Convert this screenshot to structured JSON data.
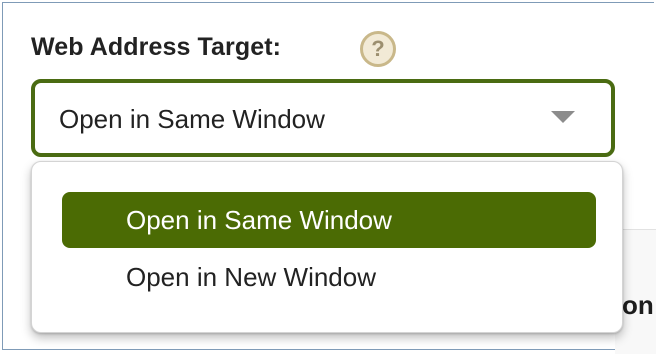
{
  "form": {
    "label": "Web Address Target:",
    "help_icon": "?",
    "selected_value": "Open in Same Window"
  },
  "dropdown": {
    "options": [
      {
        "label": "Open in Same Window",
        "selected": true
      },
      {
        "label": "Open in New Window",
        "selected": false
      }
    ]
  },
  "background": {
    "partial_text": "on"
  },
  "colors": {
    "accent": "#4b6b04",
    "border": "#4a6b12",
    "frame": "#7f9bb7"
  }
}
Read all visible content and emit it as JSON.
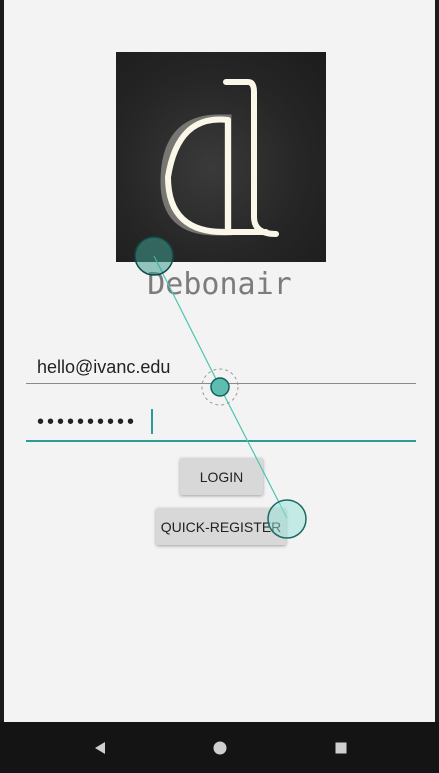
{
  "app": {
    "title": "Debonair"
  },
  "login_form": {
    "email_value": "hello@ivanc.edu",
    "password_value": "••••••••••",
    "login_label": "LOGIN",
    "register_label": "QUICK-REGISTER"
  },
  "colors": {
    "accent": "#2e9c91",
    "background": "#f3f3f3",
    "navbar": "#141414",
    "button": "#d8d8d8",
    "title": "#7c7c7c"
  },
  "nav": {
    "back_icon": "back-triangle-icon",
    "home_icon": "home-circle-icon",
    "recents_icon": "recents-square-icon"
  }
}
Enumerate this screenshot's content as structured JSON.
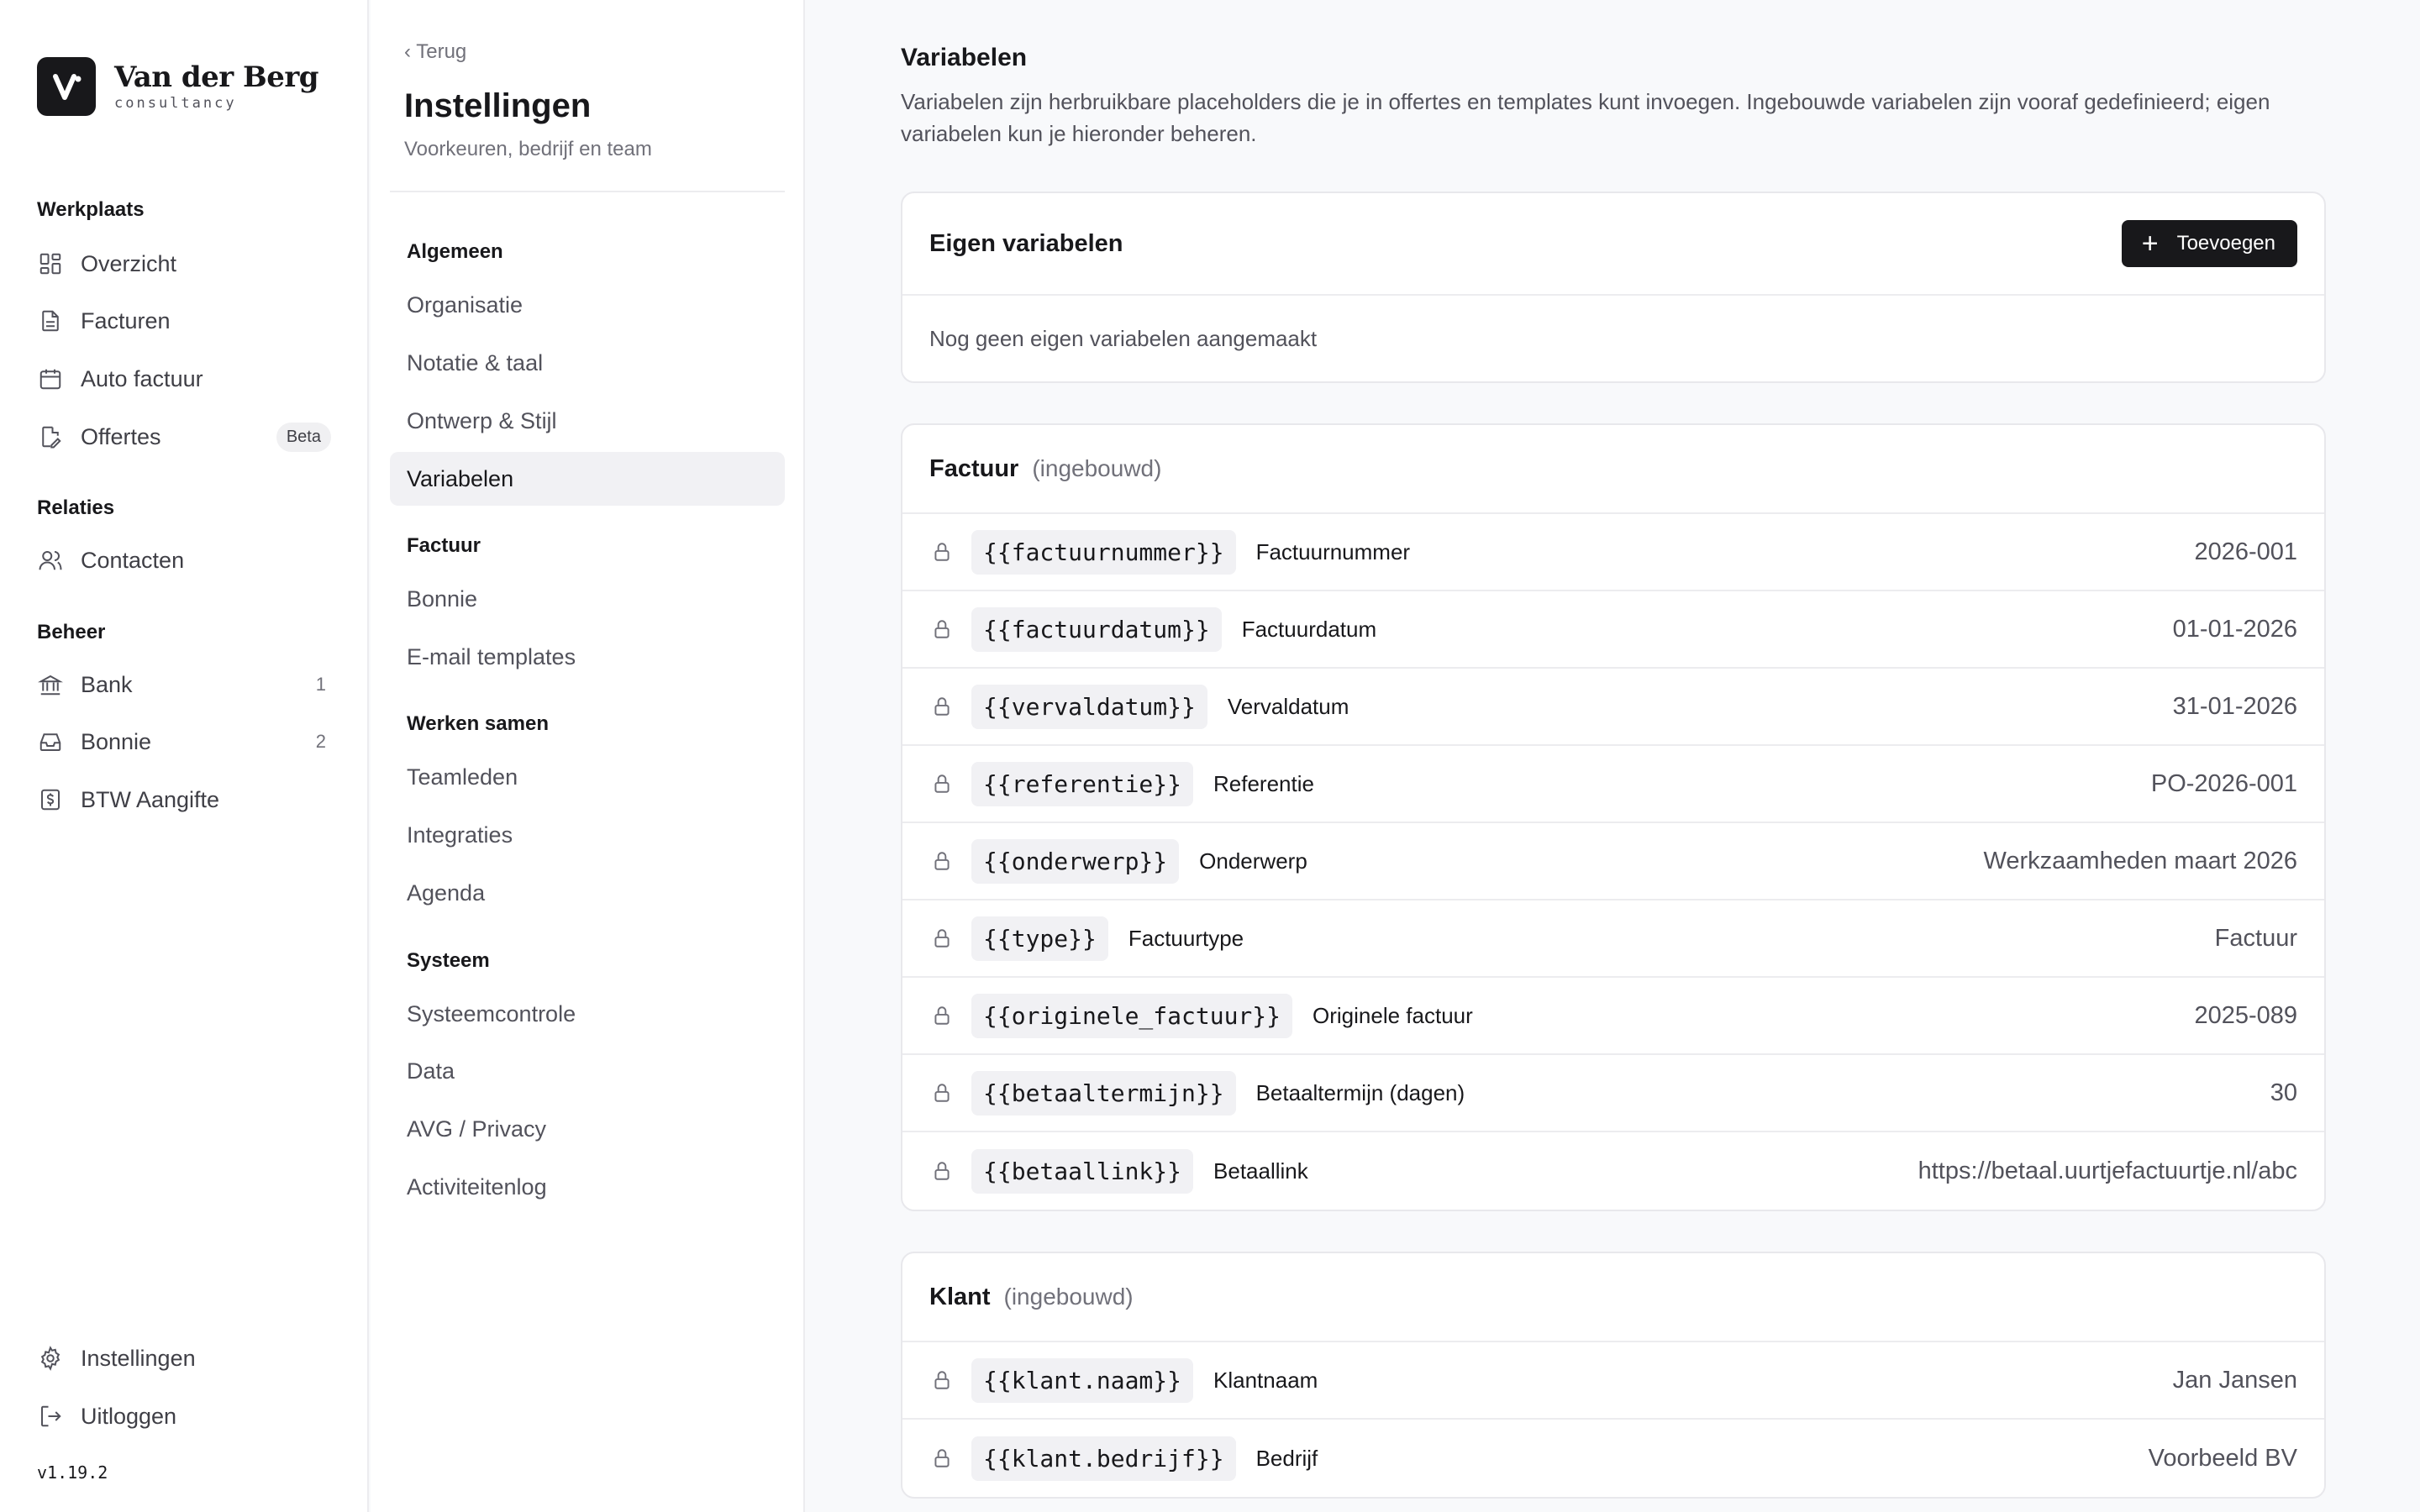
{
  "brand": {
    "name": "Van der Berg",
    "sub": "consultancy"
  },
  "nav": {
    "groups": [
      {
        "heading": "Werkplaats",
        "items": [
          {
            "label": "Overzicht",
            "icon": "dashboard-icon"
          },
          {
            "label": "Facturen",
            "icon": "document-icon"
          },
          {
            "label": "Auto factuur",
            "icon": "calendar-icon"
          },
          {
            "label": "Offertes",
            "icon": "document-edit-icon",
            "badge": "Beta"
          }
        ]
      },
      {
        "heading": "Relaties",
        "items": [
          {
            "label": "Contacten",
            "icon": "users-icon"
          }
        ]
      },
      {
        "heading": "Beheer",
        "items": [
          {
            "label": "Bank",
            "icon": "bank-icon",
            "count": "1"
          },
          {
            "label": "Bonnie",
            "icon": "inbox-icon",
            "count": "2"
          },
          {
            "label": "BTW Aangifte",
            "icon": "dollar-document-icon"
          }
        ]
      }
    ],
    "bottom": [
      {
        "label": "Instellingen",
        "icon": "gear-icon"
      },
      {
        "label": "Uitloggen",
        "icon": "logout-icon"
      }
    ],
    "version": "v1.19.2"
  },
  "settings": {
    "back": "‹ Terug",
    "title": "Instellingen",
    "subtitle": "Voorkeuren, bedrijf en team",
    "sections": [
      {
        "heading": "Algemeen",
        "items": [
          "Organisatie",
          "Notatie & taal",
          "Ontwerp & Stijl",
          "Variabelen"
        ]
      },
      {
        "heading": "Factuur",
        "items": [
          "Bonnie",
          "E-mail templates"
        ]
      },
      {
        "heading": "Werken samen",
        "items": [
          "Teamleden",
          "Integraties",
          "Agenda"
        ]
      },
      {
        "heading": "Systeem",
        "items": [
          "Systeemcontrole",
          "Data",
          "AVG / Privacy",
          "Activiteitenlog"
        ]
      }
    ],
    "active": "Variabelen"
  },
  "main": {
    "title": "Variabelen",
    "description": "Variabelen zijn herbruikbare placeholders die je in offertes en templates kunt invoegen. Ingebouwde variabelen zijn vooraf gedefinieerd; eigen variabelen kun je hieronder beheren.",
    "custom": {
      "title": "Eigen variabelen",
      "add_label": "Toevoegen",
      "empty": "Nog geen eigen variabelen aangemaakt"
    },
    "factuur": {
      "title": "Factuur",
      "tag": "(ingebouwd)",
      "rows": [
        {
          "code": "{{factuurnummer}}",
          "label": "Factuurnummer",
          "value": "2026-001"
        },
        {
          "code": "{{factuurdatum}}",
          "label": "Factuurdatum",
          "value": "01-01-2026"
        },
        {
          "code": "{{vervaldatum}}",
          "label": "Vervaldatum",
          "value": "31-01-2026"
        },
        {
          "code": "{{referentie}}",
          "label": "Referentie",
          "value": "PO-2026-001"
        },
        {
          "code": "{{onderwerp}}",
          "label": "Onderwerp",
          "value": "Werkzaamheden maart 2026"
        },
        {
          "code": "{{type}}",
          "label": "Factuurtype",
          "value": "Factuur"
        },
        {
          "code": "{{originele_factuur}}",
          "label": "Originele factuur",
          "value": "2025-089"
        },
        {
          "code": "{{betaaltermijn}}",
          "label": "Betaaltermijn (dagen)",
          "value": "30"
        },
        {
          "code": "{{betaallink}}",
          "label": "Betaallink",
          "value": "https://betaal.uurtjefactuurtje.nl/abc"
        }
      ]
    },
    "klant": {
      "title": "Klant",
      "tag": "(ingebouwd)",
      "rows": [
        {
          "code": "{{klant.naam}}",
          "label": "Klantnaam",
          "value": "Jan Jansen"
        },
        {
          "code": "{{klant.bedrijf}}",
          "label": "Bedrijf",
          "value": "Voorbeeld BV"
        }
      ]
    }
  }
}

+===+

## [Stated problem]
Write out the material above again, word for word, minus its pictures.

## [Finished exercise]
Convert this screenshot to structured JSON data.
{
  "form": {
    "label": "Web Address Target:",
    "help_icon": "?",
    "selected_value": "Open in Same Window"
  },
  "dropdown": {
    "options": [
      {
        "label": "Open in Same Window",
        "selected": true
      },
      {
        "label": "Open in New Window",
        "selected": false
      }
    ]
  },
  "background": {
    "partial_text": "on"
  },
  "colors": {
    "accent": "#4b6b04",
    "border": "#4a6b12",
    "frame": "#7f9bb7"
  }
}
Read all visible content and emit it as JSON.
{
  "app": {
    "title": "Debonair"
  },
  "login_form": {
    "email_value": "hello@ivanc.edu",
    "password_value": "••••••••••",
    "login_label": "LOGIN",
    "register_label": "QUICK-REGISTER"
  },
  "colors": {
    "accent": "#2e9c91",
    "background": "#f3f3f3",
    "navbar": "#141414",
    "button": "#d8d8d8",
    "title": "#7c7c7c"
  },
  "nav": {
    "back_icon": "back-triangle-icon",
    "home_icon": "home-circle-icon",
    "recents_icon": "recents-square-icon"
  }
}
Enumerate this screenshot's content as structured JSON.
{
  "brand": {
    "name": "Van der Berg",
    "sub": "consultancy"
  },
  "nav": {
    "groups": [
      {
        "heading": "Werkplaats",
        "items": [
          {
            "label": "Overzicht",
            "icon": "dashboard-icon"
          },
          {
            "label": "Facturen",
            "icon": "document-icon"
          },
          {
            "label": "Auto factuur",
            "icon": "calendar-icon"
          },
          {
            "label": "Offertes",
            "icon": "document-edit-icon",
            "badge": "Beta"
          }
        ]
      },
      {
        "heading": "Relaties",
        "items": [
          {
            "label": "Contacten",
            "icon": "users-icon"
          }
        ]
      },
      {
        "heading": "Beheer",
        "items": [
          {
            "label": "Bank",
            "icon": "bank-icon",
            "count": "1"
          },
          {
            "label": "Bonnie",
            "icon": "inbox-icon",
            "count": "2"
          },
          {
            "label": "BTW Aangifte",
            "icon": "dollar-document-icon"
          }
        ]
      }
    ],
    "bottom": [
      {
        "label": "Instellingen",
        "icon": "gear-icon"
      },
      {
        "label": "Uitloggen",
        "icon": "logout-icon"
      }
    ],
    "version": "v1.19.2"
  },
  "settings": {
    "back": "‹ Terug",
    "title": "Instellingen",
    "subtitle": "Voorkeuren, bedrijf en team",
    "sections": [
      {
        "heading": "Algemeen",
        "items": [
          "Organisatie",
          "Notatie & taal",
          "Ontwerp & Stijl",
          "Variabelen"
        ]
      },
      {
        "heading": "Factuur",
        "items": [
          "Bonnie",
          "E-mail templates"
        ]
      },
      {
        "heading": "Werken samen",
        "items": [
          "Teamleden",
          "Integraties",
          "Agenda"
        ]
      },
      {
        "heading": "Systeem",
        "items": [
          "Systeemcontrole",
          "Data",
          "AVG / Privacy",
          "Activiteitenlog"
        ]
      }
    ],
    "active": "Variabelen"
  },
  "main": {
    "title": "Variabelen",
    "description": "Variabelen zijn herbruikbare placeholders die je in offertes en templates kunt invoegen. Ingebouwde variabelen zijn vooraf gedefinieerd; eigen variabelen kun je hieronder beheren.",
    "custom": {
      "title": "Eigen variabelen",
      "add_label": "Toevoegen",
      "empty": "Nog geen eigen variabelen aangemaakt"
    },
    "factuur": {
      "title": "Factuur",
      "tag": "(ingebouwd)",
      "rows": [
        {
          "code": "{{factuurnummer}}",
          "label": "Factuurnummer",
          "value": "2026-001"
        },
        {
          "code": "{{factuurdatum}}",
          "label": "Factuurdatum",
          "value": "01-01-2026"
        },
        {
          "code": "{{vervaldatum}}",
          "label": "Vervaldatum",
          "value": "31-01-2026"
        },
        {
          "code": "{{referentie}}",
          "label": "Referentie",
          "value": "PO-2026-001"
        },
        {
          "code": "{{onderwerp}}",
          "label": "Onderwerp",
          "value": "Werkzaamheden maart 2026"
        },
        {
          "code": "{{type}}",
          "label": "Factuurtype",
          "value": "Factuur"
        },
        {
          "code": "{{originele_factuur}}",
          "label": "Originele factuur",
          "value": "2025-089"
        },
        {
          "code": "{{betaaltermijn}}",
          "label": "Betaaltermijn (dagen)",
          "value": "30"
        },
        {
          "code": "{{betaallink}}",
          "label": "Betaallink",
          "value": "https://betaal.uurtjefactuurtje.nl/abc"
        }
      ]
    },
    "klant": {
      "title": "Klant",
      "tag": "(ingebouwd)",
      "rows": [
        {
          "code": "{{klant.naam}}",
          "label": "Klantnaam",
          "value": "Jan Jansen"
        },
        {
          "code": "{{klant.bedrijf}}",
          "label": "Bedrijf",
          "value": "Voorbeeld BV"
        }
      ]
    }
  }
}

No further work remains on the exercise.